◆ 任务要求
请根据页面摘录回答以下问题：
(a) 按AO／PI原理，活细胞核呈现什么颜色的荧光？
(b) 计数统计后，实验组和对照组的活细胞比例各是多少？
(c) 图6中的红色区域代表什么？

◆ 页面摘录
===============

图3 材料表面静态接触角Fig 3 Static contact angle of different material surfaces

图4 TiN／Ag-MG材料Ag+释放量Fig 4 Silver ion release of TiN／Ag-MG

2.2 材料表面死活细胞检测

根据AO／PI原理，活细胞核呈亮绿色荧光，而死细胞核呈现橙红色（图5）。选择1 d Ag+释放量最大的时间点，可见各组细胞中死细胞和活细胞比例没有明显差异，经过计数统计，实验组和对照组组活细胞比例分别为：90.5%，91.5%，P＞0.05，差别没有统计学意义，可以推测实验组5%Ag的TiN／Ag的纳米复合膜中Ag+释放量没有加重HGF细胞的凋亡。

图5 HGFs在材料表面（AO／PI染色）Fig 5 HGFs on the material surfaces（AO／PI staining）

2.3 材料表面细胞周期推进

红色区域代表细胞增殖期S（图6），可见实验组材料表面红色区域面积明显大于对照组，即在HGF培养第1、3、7天，实验组材料表面细胞增殖周期推进比例均大于对照组，可见微沟槽表面加5%Ag的TiN／Ag的纳米复合膜有利于促进HGF的增殖。

===============

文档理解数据
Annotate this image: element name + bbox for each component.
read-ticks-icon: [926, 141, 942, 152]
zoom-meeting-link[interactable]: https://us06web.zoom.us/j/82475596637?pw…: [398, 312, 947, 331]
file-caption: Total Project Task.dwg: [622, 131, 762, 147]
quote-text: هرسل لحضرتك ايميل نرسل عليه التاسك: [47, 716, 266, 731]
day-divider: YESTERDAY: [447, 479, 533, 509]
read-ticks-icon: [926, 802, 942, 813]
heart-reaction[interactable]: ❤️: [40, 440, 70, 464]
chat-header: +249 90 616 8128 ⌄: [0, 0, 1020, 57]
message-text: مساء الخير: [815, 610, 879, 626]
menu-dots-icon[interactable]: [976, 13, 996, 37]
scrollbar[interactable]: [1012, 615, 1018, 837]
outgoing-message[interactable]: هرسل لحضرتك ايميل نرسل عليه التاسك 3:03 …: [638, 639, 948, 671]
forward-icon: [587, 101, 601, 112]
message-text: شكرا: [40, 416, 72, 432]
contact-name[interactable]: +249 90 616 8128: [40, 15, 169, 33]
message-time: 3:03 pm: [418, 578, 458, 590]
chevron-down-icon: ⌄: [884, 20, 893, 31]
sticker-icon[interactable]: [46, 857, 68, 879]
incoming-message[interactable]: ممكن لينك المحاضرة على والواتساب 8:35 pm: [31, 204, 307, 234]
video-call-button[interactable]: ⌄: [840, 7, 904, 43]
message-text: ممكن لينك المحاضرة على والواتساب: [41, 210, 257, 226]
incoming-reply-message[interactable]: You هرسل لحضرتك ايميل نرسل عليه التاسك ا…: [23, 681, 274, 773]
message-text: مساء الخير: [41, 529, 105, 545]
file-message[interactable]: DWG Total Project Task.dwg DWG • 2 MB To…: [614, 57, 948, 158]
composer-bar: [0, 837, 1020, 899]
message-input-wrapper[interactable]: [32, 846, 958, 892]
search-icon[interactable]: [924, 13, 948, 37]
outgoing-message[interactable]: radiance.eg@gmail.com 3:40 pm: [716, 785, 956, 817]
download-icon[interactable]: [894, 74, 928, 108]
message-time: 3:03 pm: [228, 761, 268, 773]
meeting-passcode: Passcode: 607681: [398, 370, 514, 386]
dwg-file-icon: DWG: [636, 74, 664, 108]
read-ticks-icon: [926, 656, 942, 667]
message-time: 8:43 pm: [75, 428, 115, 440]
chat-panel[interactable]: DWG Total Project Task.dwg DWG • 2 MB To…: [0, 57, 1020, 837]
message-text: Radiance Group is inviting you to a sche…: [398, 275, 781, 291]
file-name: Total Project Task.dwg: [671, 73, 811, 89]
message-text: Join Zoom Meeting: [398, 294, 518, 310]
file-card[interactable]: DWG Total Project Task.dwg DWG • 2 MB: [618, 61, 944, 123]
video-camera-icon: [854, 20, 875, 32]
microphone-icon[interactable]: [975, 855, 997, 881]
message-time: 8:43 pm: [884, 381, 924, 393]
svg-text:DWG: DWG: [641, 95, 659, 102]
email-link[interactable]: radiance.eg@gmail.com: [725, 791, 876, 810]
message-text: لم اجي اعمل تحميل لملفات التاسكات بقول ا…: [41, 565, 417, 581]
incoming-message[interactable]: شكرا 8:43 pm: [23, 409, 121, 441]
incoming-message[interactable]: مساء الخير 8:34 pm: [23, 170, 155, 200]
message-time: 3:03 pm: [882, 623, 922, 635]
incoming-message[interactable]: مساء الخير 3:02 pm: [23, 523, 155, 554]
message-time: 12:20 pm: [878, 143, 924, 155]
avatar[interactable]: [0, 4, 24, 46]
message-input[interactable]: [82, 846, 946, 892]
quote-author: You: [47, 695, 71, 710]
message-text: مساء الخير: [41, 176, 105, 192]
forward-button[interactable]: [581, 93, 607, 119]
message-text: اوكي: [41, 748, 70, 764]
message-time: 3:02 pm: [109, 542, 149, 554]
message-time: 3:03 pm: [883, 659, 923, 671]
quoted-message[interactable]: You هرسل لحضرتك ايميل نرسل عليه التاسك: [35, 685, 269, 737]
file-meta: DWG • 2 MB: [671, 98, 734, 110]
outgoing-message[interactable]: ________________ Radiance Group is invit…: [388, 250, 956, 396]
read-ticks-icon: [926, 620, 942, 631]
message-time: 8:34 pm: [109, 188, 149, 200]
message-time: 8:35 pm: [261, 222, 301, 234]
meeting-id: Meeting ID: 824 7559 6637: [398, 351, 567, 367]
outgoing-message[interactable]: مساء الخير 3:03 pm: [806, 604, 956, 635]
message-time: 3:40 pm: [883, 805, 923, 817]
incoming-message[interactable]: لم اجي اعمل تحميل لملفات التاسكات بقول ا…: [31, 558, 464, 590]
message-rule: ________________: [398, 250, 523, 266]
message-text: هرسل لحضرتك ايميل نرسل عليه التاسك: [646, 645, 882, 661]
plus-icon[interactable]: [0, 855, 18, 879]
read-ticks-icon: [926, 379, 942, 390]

===============

◆ 书面回答
(a) 亮绿色荧光。
(b) 实验组90.5%，对照组91.5%。
(c) 细胞增殖期S。